[begin RECORDS FOR THE TASK]

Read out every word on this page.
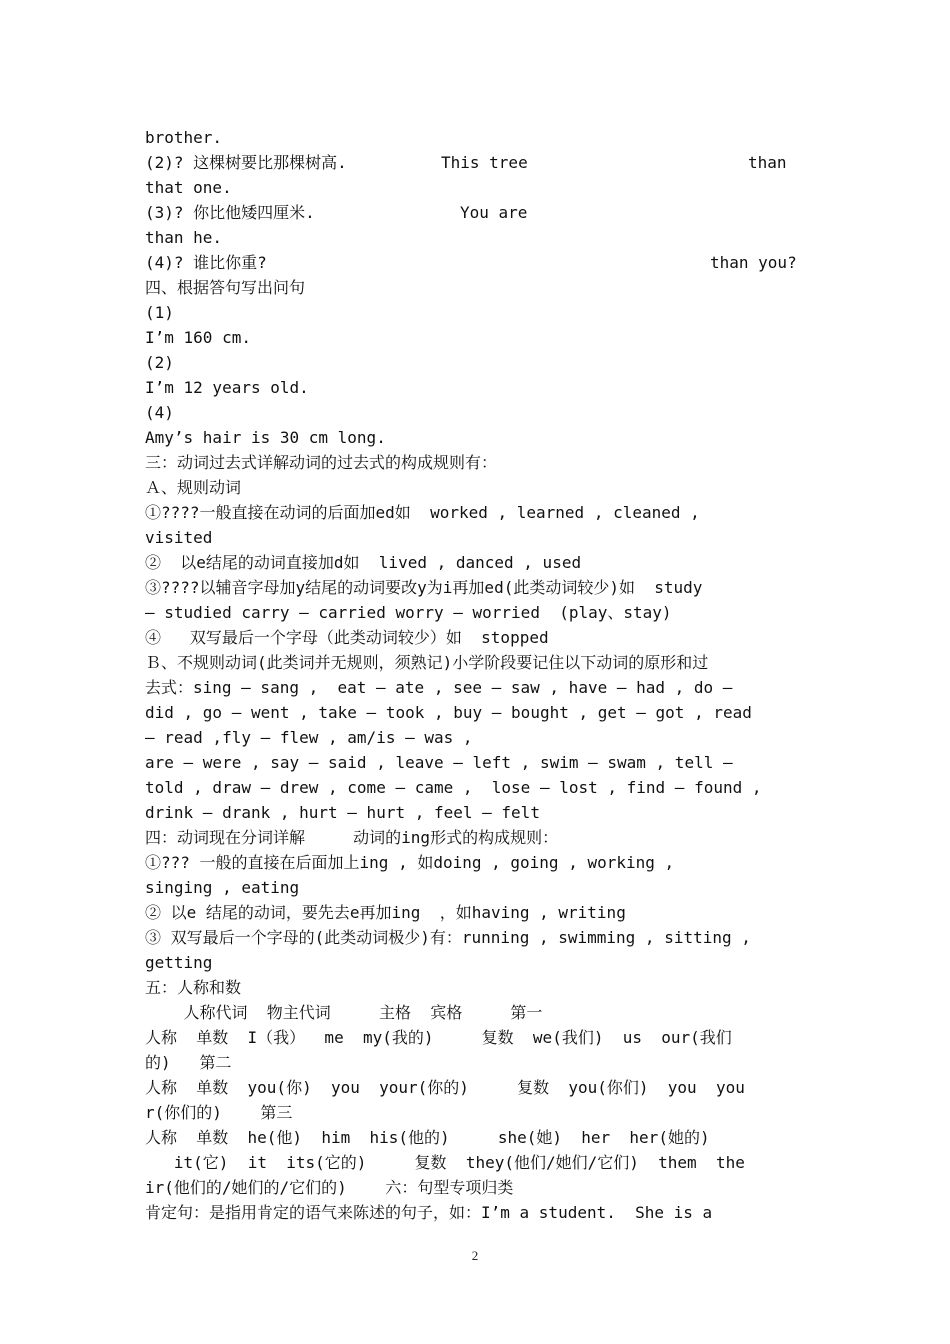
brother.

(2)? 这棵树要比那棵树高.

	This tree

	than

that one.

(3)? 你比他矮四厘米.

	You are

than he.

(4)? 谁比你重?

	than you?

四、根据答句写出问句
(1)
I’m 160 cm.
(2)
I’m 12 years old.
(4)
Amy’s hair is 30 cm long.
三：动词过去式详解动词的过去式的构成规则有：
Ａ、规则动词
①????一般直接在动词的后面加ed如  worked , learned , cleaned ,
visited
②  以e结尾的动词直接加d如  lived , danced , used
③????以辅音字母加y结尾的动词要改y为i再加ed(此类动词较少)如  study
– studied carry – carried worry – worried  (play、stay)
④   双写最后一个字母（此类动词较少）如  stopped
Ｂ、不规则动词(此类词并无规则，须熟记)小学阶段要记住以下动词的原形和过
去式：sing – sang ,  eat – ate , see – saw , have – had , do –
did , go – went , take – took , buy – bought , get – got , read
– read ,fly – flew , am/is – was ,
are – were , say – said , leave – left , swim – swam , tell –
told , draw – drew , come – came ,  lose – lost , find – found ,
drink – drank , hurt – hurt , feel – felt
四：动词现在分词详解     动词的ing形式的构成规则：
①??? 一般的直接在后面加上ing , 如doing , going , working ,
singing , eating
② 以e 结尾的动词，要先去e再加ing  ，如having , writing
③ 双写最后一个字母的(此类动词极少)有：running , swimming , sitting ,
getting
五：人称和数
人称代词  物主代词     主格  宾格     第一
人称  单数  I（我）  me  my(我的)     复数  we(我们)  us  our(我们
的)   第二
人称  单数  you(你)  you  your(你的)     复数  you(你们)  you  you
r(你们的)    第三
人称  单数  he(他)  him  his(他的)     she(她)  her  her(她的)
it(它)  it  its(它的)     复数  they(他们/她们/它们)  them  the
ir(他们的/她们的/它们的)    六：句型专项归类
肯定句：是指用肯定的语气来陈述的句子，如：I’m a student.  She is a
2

[end RECORDS FOR THE TASK]
[begin RECORDS FOR THE TASK]

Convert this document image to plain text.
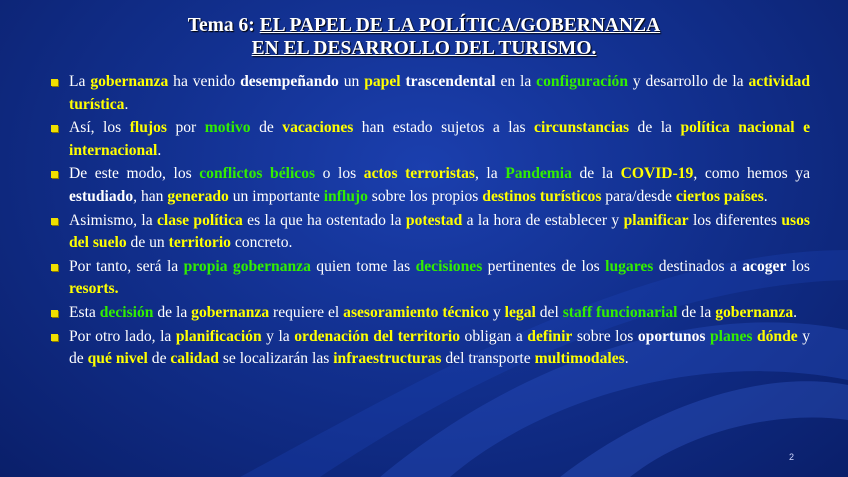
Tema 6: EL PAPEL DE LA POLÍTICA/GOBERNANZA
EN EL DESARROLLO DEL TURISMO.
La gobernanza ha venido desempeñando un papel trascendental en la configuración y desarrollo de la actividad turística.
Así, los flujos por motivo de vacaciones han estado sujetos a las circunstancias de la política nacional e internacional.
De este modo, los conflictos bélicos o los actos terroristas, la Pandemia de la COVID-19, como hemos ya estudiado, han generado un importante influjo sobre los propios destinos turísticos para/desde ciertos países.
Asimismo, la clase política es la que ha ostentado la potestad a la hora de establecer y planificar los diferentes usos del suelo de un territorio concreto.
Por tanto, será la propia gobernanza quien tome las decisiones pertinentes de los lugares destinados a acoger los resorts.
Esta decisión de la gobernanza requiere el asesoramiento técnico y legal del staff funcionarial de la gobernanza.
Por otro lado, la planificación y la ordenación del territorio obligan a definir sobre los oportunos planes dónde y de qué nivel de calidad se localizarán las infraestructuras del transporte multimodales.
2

[end RECORDS FOR THE TASK]
[begin RECORDS FOR THE TASK]

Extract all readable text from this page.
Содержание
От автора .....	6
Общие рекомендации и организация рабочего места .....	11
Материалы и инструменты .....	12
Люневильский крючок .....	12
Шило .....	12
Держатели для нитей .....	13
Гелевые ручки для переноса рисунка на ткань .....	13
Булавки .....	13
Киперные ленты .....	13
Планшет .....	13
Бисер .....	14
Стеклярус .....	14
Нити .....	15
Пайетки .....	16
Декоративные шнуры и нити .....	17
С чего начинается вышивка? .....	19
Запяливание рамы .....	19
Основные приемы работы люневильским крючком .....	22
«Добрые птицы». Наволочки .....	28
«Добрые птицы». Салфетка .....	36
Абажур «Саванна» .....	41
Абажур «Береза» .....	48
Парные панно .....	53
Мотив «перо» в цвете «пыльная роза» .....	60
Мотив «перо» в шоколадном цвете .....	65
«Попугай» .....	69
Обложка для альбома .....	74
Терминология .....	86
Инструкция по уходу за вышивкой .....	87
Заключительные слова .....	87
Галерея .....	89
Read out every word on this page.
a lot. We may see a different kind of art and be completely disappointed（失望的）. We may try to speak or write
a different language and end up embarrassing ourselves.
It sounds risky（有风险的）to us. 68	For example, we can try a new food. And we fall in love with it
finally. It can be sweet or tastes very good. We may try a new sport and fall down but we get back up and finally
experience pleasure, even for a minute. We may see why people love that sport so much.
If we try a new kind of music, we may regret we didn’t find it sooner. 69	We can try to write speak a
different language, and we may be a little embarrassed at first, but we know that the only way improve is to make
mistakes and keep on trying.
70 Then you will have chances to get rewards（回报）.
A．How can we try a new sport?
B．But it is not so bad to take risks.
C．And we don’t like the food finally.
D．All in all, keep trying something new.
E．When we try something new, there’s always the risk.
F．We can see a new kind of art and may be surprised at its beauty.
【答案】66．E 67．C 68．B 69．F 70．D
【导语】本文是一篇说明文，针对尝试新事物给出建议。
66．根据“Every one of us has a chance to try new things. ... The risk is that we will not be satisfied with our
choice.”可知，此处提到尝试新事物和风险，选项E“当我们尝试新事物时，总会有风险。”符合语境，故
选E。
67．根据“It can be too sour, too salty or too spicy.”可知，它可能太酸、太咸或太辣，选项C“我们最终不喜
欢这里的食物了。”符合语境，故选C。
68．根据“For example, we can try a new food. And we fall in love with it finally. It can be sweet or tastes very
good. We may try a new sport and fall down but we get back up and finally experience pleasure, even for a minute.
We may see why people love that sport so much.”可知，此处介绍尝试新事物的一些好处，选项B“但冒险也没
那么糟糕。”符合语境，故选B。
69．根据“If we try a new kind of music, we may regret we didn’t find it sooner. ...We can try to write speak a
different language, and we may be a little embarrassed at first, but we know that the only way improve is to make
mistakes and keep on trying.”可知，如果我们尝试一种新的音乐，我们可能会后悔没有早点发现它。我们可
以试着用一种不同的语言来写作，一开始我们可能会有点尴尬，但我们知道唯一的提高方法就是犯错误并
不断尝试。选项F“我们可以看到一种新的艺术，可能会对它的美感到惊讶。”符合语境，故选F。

[end RECORDS FOR THE TASK]

**EXERCISE**
Gather all the lines that include the word "love" and copy them out.

**ANSWER TO THIS PROBLEM**
It sounds risky（有风险的）to us. 68	For example, we can try a new food. And we fall in love with it
experience pleasure, even for a minute. We may see why people love that sport so much.
68．根据“For example, we can try a new food. And we fall in love with it finally. It can be sweet or tastes very
We may see why people love that sport so much.”可知，此处介绍尝试新事物的一些好处，选项B“但冒险也没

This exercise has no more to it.